Locate the lines of the listing below that hold "基础化工各子行业", then copy each of them.
**********
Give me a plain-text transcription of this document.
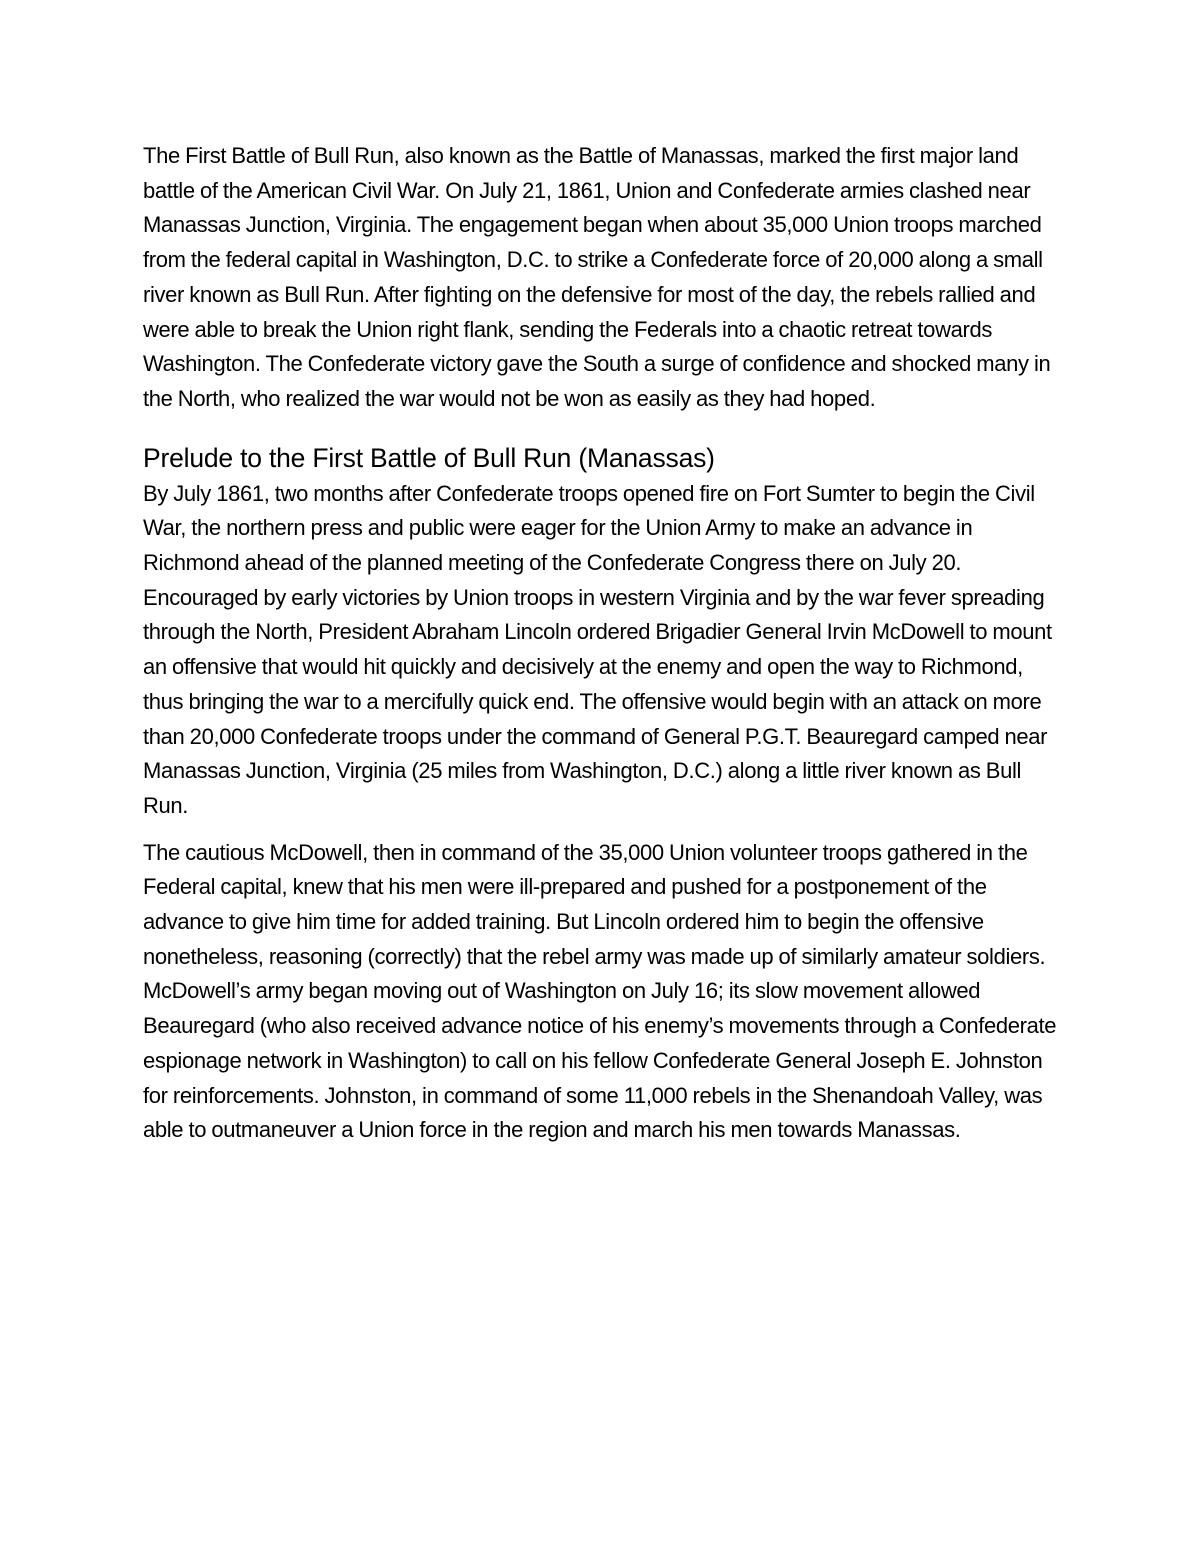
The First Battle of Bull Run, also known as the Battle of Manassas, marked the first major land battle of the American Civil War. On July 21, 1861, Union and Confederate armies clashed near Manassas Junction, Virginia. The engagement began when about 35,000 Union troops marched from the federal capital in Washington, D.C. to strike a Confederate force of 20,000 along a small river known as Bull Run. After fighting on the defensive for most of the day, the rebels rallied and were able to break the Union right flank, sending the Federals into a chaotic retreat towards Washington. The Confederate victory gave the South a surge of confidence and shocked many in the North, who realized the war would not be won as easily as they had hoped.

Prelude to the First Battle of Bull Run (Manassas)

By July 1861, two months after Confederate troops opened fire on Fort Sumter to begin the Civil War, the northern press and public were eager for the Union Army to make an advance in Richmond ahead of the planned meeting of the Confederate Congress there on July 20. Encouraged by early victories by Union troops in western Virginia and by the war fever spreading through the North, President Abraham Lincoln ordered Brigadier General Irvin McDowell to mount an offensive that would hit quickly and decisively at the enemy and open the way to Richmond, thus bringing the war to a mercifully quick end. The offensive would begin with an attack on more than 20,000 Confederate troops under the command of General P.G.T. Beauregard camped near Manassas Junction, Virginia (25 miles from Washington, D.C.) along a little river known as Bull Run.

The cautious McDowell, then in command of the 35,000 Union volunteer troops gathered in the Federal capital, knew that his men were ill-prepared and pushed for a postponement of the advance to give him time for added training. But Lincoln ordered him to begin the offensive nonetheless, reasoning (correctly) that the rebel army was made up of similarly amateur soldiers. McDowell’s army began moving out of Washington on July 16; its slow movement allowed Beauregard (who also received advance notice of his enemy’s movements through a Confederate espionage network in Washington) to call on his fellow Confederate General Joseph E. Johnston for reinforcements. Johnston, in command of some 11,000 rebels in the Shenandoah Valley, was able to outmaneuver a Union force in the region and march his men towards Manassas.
**********
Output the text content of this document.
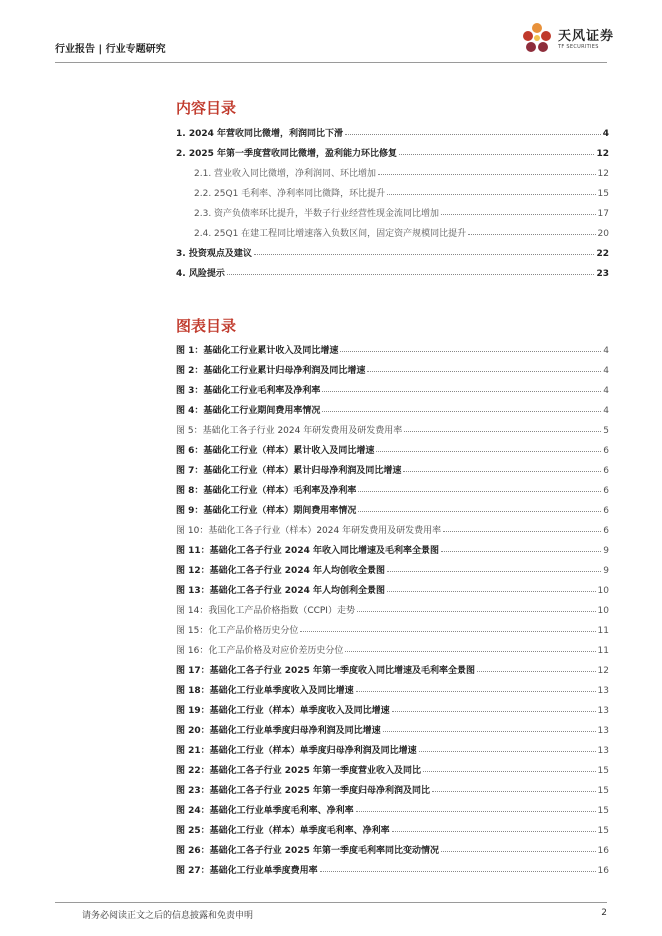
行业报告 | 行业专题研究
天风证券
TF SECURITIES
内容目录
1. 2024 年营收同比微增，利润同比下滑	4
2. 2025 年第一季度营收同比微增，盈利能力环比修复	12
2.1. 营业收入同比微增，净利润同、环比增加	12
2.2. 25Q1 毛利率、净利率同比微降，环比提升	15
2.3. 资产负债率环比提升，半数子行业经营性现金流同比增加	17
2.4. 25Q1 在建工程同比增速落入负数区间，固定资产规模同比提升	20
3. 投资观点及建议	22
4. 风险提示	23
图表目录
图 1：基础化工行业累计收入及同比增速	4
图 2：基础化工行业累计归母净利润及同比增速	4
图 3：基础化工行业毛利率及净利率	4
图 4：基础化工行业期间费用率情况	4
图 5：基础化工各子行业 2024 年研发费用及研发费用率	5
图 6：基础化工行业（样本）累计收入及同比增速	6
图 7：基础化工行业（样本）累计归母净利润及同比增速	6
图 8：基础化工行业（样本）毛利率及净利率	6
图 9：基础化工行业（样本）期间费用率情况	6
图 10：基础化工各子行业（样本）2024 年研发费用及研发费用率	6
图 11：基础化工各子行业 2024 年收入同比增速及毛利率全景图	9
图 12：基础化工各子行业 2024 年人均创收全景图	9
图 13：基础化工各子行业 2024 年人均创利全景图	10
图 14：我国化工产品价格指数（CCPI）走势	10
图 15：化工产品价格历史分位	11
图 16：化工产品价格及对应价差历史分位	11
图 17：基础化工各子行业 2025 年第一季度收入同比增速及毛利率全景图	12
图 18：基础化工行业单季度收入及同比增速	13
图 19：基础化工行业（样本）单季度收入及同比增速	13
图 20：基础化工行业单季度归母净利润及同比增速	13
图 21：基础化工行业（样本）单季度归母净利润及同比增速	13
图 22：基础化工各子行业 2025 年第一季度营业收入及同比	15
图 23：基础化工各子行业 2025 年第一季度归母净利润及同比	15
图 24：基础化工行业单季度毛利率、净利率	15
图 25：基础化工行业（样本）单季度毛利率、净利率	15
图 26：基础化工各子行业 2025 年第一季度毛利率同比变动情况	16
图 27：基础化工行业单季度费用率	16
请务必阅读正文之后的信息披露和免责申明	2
**********
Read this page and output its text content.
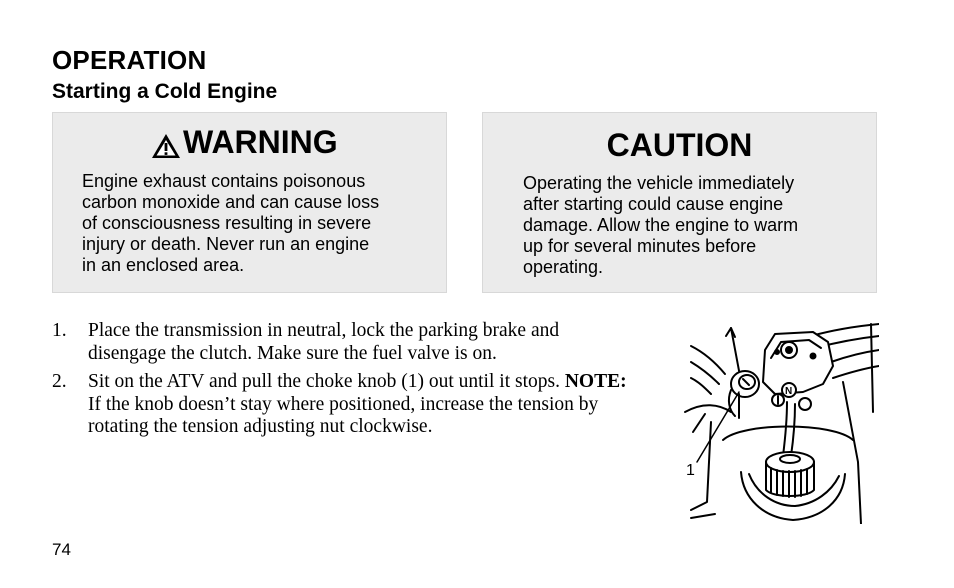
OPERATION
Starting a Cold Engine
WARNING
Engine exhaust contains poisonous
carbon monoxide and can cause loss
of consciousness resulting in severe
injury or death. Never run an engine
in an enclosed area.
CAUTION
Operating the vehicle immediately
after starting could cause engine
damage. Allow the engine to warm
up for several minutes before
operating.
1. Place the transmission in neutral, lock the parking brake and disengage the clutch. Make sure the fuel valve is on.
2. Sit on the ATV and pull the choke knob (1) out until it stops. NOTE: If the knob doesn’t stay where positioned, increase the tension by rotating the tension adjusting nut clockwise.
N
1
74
**********
:: Finished answer ::
图 5：基础化工各子行业 2024 年研发费用及研发费用率	5
图 10：基础化工各子行业（样本）2024 年研发费用及研发费用率	6
图 11：基础化工各子行业 2024 年收入同比增速及毛利率全景图	9
图 12：基础化工各子行业 2024 年人均创收全景图	9
图 13：基础化工各子行业 2024 年人均创利全景图	10
图 17：基础化工各子行业 2025 年第一季度收入同比增速及毛利率全景图	12
图 22：基础化工各子行业 2025 年第一季度营业收入及同比	15
图 23：基础化工各子行业 2025 年第一季度归母净利润及同比	15
图 26：基础化工各子行业 2025 年第一季度毛利率同比变动情况	16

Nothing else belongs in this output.